In the material below, identify each line bearing the word "Ханю". Reproduce those lines.

+++ DATASET EXCERPTS +++

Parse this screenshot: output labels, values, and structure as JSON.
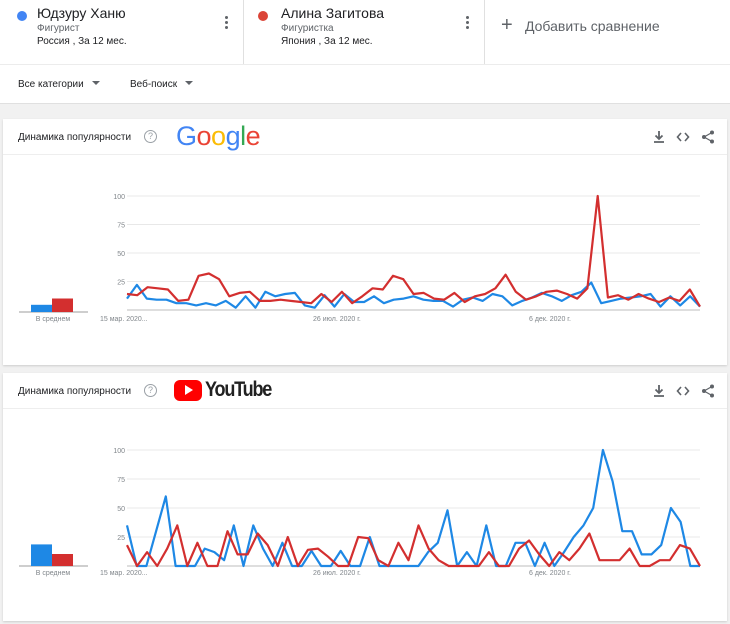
{
  "terms": [
    {
      "name": "Юдзуру Ханю",
      "type": "Фигурист",
      "meta": "Россия , За 12 мес.",
      "color": "#4285f4"
    },
    {
      "name": "Алина Загитова",
      "type": "Фигуристка",
      "meta": "Япония , За 12 мес.",
      "color": "#db4437"
    }
  ],
  "add_compare": {
    "label": "Добавить сравнение",
    "icon": "plus-icon"
  },
  "filters": {
    "category": "Все категории",
    "search_type": "Веб-поиск"
  },
  "colors": {
    "series1": "#1e88e5",
    "series2": "#d32f2f",
    "grid": "#e8e8e8",
    "axis_text": "#80868b"
  },
  "cards": [
    {
      "title": "Динамика популярности",
      "logo": "Google",
      "tools": [
        "download-icon",
        "embed-icon",
        "share-icon"
      ]
    },
    {
      "title": "Динамика популярности",
      "logo": "YouTube",
      "tools": [
        "download-icon",
        "embed-icon",
        "share-icon"
      ]
    }
  ],
  "chart_data": [
    {
      "type": "line",
      "source": "Google",
      "x_ticks": [
        "15 мар. 2020...",
        "26 июл. 2020 г.",
        "6 дек. 2020 г."
      ],
      "y_ticks": [
        100,
        75,
        50,
        25
      ],
      "ylim": [
        0,
        100
      ],
      "avg_label": "В среднем",
      "averages": {
        "Юдзуру Ханю": 8,
        "Алина Загитова": 15
      },
      "series": [
        {
          "name": "Юдзуру Ханю",
          "values": [
            10,
            22,
            10,
            9,
            9,
            6,
            6,
            4,
            6,
            4,
            8,
            2,
            12,
            2,
            16,
            12,
            14,
            15,
            4,
            2,
            13,
            3,
            14,
            7,
            7,
            12,
            6,
            9,
            10,
            12,
            9,
            8,
            8,
            3,
            9,
            11,
            8,
            14,
            12,
            4,
            8,
            11,
            15,
            12,
            8,
            13,
            16,
            24,
            6,
            8,
            10,
            11,
            12,
            14,
            3,
            12,
            4,
            12,
            3
          ]
        },
        {
          "name": "Алина Загитова",
          "values": [
            14,
            13,
            20,
            19,
            18,
            8,
            9,
            30,
            32,
            27,
            12,
            15,
            16,
            8,
            8,
            9,
            8,
            7,
            6,
            14,
            7,
            16,
            6,
            12,
            19,
            18,
            30,
            27,
            14,
            15,
            10,
            9,
            15,
            7,
            12,
            14,
            19,
            31,
            16,
            9,
            12,
            16,
            17,
            14,
            10,
            19,
            100,
            11,
            13,
            9,
            14,
            10,
            7,
            11,
            8,
            18,
            3
          ]
        }
      ]
    },
    {
      "type": "line",
      "source": "YouTube",
      "x_ticks": [
        "15 мар. 2020...",
        "26 июл. 2020 г.",
        "6 дек. 2020 г."
      ],
      "y_ticks": [
        100,
        75,
        50,
        25
      ],
      "ylim": [
        0,
        100
      ],
      "avg_label": "В среднем",
      "averages": {
        "Юдзуру Ханю": 18,
        "Алина Загитова": 10
      },
      "series": [
        {
          "name": "Юдзуру Ханю",
          "values": [
            35,
            0,
            0,
            30,
            60,
            0,
            0,
            0,
            15,
            12,
            5,
            35,
            0,
            35,
            15,
            0,
            20,
            0,
            0,
            13,
            0,
            0,
            13,
            0,
            0,
            25,
            0,
            0,
            0,
            0,
            0,
            12,
            20,
            48,
            0,
            12,
            0,
            35,
            0,
            0,
            20,
            20,
            0,
            20,
            0,
            12,
            25,
            35,
            50,
            100,
            73,
            30,
            30,
            10,
            10,
            18,
            50,
            38,
            0,
            0
          ]
        },
        {
          "name": "Алина Загитова",
          "values": [
            18,
            0,
            12,
            0,
            15,
            35,
            0,
            20,
            0,
            0,
            30,
            10,
            10,
            28,
            18,
            0,
            25,
            0,
            14,
            15,
            8,
            0,
            0,
            25,
            24,
            5,
            0,
            20,
            5,
            35,
            15,
            5,
            0,
            0,
            0,
            0,
            12,
            0,
            0,
            15,
            22,
            10,
            0,
            12,
            5,
            15,
            28,
            5,
            5,
            5,
            15,
            0,
            0,
            5,
            5,
            18,
            15,
            0
          ]
        }
      ]
    }
  ]
}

+++

* [WRITTEN RESPONSE]
      "name": "Юдзуру Ханю",
        "Юдзуру Ханю": 8,
          "name": "Юдзуру Ханю",
        "Юдзуру Ханю": 18,
          "name": "Юдзуру Ханю",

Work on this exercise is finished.